■ Brief ■
Repeat all of the material exactly as given.

--- START Data shown ---

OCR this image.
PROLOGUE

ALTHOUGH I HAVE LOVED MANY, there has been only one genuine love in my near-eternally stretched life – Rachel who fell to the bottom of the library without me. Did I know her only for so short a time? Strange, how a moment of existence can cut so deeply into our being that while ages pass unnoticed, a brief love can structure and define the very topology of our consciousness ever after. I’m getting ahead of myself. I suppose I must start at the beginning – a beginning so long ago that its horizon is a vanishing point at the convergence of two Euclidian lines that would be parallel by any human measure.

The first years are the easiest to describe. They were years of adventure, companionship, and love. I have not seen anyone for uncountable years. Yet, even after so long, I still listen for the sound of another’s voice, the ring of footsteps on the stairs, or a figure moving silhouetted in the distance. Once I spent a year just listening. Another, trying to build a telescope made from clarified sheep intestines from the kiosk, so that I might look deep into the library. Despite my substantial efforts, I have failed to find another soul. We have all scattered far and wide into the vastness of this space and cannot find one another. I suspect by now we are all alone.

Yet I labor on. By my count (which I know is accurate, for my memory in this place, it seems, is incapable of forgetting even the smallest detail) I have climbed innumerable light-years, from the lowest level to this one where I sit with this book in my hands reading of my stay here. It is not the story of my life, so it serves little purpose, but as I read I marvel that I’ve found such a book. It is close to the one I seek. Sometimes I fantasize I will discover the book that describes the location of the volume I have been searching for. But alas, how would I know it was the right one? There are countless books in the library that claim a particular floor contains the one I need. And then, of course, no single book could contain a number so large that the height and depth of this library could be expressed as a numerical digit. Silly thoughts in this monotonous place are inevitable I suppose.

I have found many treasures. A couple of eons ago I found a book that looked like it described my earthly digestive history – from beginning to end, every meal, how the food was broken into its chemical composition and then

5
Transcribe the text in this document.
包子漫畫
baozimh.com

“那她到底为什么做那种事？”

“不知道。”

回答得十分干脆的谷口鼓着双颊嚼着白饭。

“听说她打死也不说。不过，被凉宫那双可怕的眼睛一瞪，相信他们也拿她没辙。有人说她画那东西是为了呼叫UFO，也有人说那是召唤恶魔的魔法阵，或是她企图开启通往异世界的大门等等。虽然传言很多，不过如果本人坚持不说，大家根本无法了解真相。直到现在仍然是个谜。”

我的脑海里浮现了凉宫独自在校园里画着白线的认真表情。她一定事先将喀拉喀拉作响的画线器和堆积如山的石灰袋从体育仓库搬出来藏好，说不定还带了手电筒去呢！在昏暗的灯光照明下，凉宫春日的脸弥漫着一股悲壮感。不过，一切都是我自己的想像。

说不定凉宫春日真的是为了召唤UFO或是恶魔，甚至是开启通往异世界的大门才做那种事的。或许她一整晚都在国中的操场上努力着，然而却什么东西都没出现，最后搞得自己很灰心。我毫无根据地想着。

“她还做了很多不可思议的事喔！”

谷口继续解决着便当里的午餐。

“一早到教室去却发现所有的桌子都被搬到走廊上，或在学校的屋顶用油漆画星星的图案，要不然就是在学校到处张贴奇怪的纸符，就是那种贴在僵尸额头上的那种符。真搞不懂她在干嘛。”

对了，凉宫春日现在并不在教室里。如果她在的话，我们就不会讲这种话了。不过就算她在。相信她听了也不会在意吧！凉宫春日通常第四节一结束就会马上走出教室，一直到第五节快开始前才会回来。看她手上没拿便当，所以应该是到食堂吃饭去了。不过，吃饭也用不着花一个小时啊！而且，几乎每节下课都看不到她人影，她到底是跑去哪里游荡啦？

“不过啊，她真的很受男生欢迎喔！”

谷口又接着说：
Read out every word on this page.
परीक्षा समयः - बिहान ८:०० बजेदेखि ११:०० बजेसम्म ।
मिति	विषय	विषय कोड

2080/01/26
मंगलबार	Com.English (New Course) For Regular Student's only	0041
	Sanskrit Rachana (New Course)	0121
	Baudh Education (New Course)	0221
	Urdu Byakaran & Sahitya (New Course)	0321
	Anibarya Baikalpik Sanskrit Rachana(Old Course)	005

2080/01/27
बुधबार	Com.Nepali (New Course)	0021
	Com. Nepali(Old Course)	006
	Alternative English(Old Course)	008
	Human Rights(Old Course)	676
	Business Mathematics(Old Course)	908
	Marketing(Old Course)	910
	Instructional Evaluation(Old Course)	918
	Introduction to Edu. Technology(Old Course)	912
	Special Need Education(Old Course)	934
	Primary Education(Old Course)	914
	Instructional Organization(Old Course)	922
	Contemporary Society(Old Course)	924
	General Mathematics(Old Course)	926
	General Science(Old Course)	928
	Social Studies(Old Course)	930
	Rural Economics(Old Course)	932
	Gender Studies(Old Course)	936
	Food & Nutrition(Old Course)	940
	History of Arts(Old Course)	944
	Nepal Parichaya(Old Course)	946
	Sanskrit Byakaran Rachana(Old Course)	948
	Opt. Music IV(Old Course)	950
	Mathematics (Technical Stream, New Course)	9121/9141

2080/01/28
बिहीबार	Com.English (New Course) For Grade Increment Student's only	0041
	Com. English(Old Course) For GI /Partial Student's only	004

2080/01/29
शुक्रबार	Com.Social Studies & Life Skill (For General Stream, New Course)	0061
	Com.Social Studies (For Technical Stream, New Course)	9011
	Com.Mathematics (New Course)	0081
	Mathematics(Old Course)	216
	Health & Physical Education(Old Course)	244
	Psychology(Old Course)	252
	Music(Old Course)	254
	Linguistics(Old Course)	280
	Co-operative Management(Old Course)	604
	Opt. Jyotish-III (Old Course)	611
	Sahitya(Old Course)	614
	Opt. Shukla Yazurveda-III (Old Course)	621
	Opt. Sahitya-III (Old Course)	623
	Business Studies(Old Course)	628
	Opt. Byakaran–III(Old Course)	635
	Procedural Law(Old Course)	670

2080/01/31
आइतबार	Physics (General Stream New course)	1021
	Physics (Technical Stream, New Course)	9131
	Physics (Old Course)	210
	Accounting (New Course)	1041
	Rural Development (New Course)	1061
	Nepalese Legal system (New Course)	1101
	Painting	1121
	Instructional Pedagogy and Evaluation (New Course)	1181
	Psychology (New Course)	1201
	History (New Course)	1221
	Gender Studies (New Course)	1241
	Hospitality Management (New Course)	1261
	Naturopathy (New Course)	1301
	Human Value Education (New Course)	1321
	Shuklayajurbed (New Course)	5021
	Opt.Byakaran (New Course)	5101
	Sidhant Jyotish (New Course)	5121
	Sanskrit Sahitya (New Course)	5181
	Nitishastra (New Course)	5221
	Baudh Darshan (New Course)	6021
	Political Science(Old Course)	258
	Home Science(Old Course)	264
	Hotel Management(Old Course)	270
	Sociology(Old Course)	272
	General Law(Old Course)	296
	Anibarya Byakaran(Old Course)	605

--- END Data shown ---

■ Task result ■
OCR this image.
PROLOGUE

ALTHOUGH I HAVE LOVED MANY, there has been only one genuine love in my near-eternally stretched life – Rachel who fell to the bottom of the library without me. Did I know her only for so short a time? Strange, how a moment of existence can cut so deeply into our being that while ages pass unnoticed, a brief love can structure and define the very topology of our consciousness ever after. I’m getting ahead of myself. I suppose I must start at the beginning – a beginning so long ago that its horizon is a vanishing point at the convergence of two Euclidian lines that would be parallel by any human measure.

The first years are the easiest to describe. They were years of adventure, companionship, and love. I have not seen anyone for uncountable years. Yet, even after so long, I still listen for the sound of another’s voice, the ring of footsteps on the stairs, or a figure moving silhouetted in the distance. Once I spent a year just listening. Another, trying to build a telescope made from clarified sheep intestines from the kiosk, so that I might look deep into the library. Despite my substantial efforts, I have failed to find another soul. We have all scattered far and wide into the vastness of this space and cannot find one another. I suspect by now we are all alone.

Yet I labor on. By my count (which I know is accurate, for my memory in this place, it seems, is incapable of forgetting even the smallest detail) I have climbed innumerable light-years, from the lowest level to this one where I sit with this book in my hands reading of my stay here. It is not the story of my life, so it serves little purpose, but as I read I marvel that I’ve found such a book. It is close to the one I seek. Sometimes I fantasize I will discover the book that describes the location of the volume I have been searching for. But alas, how would I know it was the right one? There are countless books in the library that claim a particular floor contains the one I need. And then, of course, no single book could contain a number so large that the height and depth of this library could be expressed as a numerical digit. Silly thoughts in this monotonous place are inevitable I suppose.

I have found many treasures. A couple of eons ago I found a book that looked like it described my earthly digestive history – from beginning to end, every meal, how the food was broken into its chemical composition and then

5
Transcribe the text in this document.
包子漫畫
baozimh.com

“那她到底为什么做那种事？”

“不知道。”

回答得十分干脆的谷口鼓着双颊嚼着白饭。

“听说她打死也不说。不过，被凉宫那双可怕的眼睛一瞪，相信他们也拿她没辙。有人说她画那东西是为了呼叫UFO，也有人说那是召唤恶魔的魔法阵，或是她企图开启通往异世界的大门等等。虽然传言很多，不过如果本人坚持不说，大家根本无法了解真相。直到现在仍然是个谜。”

我的脑海里浮现了凉宫独自在校园里画着白线的认真表情。她一定事先将喀拉喀拉作响的画线器和堆积如山的石灰袋从体育仓库搬出来藏好，说不定还带了手电筒去呢！在昏暗的灯光照明下，凉宫春日的脸弥漫着一股悲壮感。不过，一切都是我自己的想像。

说不定凉宫春日真的是为了召唤UFO或是恶魔，甚至是开启通往异世界的大门才做那种事的。或许她一整晚都在国中的操场上努力着，然而却什么东西都没出现，最后搞得自己很灰心。我毫无根据地想着。

“她还做了很多不可思议的事喔！”

谷口继续解决着便当里的午餐。

“一早到教室去却发现所有的桌子都被搬到走廊上，或在学校的屋顶用油漆画星星的图案，要不然就是在学校到处张贴奇怪的纸符，就是那种贴在僵尸额头上的那种符。真搞不懂她在干嘛。”

对了，凉宫春日现在并不在教室里。如果她在的话，我们就不会讲这种话了。不过就算她在。相信她听了也不会在意吧！凉宫春日通常第四节一结束就会马上走出教室，一直到第五节快开始前才会回来。看她手上没拿便当，所以应该是到食堂吃饭去了。不过，吃饭也用不着花一个小时啊！而且，几乎每节下课都看不到她人影，她到底是跑去哪里游荡啦？

“不过啊，她真的很受男生欢迎喔！”

谷口又接着说：
Read out every word on this page.
परीक्षा समयः - बिहान ८:०० बजेदेखि ११:०० बजेसम्म ।
मिति	विषय	विषय कोड

2080/01/26
मंगलबार	Com.English (New Course) For Regular Student's only	0041
	Sanskrit Rachana (New Course)	0121
	Baudh Education (New Course)	0221
	Urdu Byakaran & Sahitya (New Course)	0321
	Anibarya Baikalpik Sanskrit Rachana(Old Course)	005

2080/01/27
बुधबार	Com.Nepali (New Course)	0021
	Com. Nepali(Old Course)	006
	Alternative English(Old Course)	008
	Human Rights(Old Course)	676
	Business Mathematics(Old Course)	908
	Marketing(Old Course)	910
	Instructional Evaluation(Old Course)	918
	Introduction to Edu. Technology(Old Course)	912
	Special Need Education(Old Course)	934
	Primary Education(Old Course)	914
	Instructional Organization(Old Course)	922
	Contemporary Society(Old Course)	924
	General Mathematics(Old Course)	926
	General Science(Old Course)	928
	Social Studies(Old Course)	930
	Rural Economics(Old Course)	932
	Gender Studies(Old Course)	936
	Food & Nutrition(Old Course)	940
	History of Arts(Old Course)	944
	Nepal Parichaya(Old Course)	946
	Sanskrit Byakaran Rachana(Old Course)	948
	Opt. Music IV(Old Course)	950
	Mathematics (Technical Stream, New Course)	9121/9141

2080/01/28
बिहीबार	Com.English (New Course) For Grade Increment Student's only	0041
	Com. English(Old Course) For GI /Partial Student's only	004

2080/01/29
शुक्रबार	Com.Social Studies & Life Skill (For General Stream, New Course)	0061
	Com.Social Studies (For Technical Stream, New Course)	9011
	Com.Mathematics (New Course)	0081
	Mathematics(Old Course)	216
	Health & Physical Education(Old Course)	244
	Psychology(Old Course)	252
	Music(Old Course)	254
	Linguistics(Old Course)	280
	Co-operative Management(Old Course)	604
	Opt. Jyotish-III (Old Course)	611
	Sahitya(Old Course)	614
	Opt. Shukla Yazurveda-III (Old Course)	621
	Opt. Sahitya-III (Old Course)	623
	Business Studies(Old Course)	628
	Opt. Byakaran–III(Old Course)	635
	Procedural Law(Old Course)	670

2080/01/31
आइतबार	Physics (General Stream New course)	1021
	Physics (Technical Stream, New Course)	9131
	Physics (Old Course)	210
	Accounting (New Course)	1041
	Rural Development (New Course)	1061
	Nepalese Legal system (New Course)	1101
	Painting	1121
	Instructional Pedagogy and Evaluation (New Course)	1181
	Psychology (New Course)	1201
	History (New Course)	1221
	Gender Studies (New Course)	1241
	Hospitality Management (New Course)	1261
	Naturopathy (New Course)	1301
	Human Value Education (New Course)	1321
	Shuklayajurbed (New Course)	5021
	Opt.Byakaran (New Course)	5101
	Sidhant Jyotish (New Course)	5121
	Sanskrit Sahitya (New Course)	5181
	Nitishastra (New Course)	5221
	Baudh Darshan (New Course)	6021
	Political Science(Old Course)	258
	Home Science(Old Course)	264
	Hotel Management(Old Course)	270
	Sociology(Old Course)	272
	General Law(Old Course)	296
	Anibarya Byakaran(Old Course)	605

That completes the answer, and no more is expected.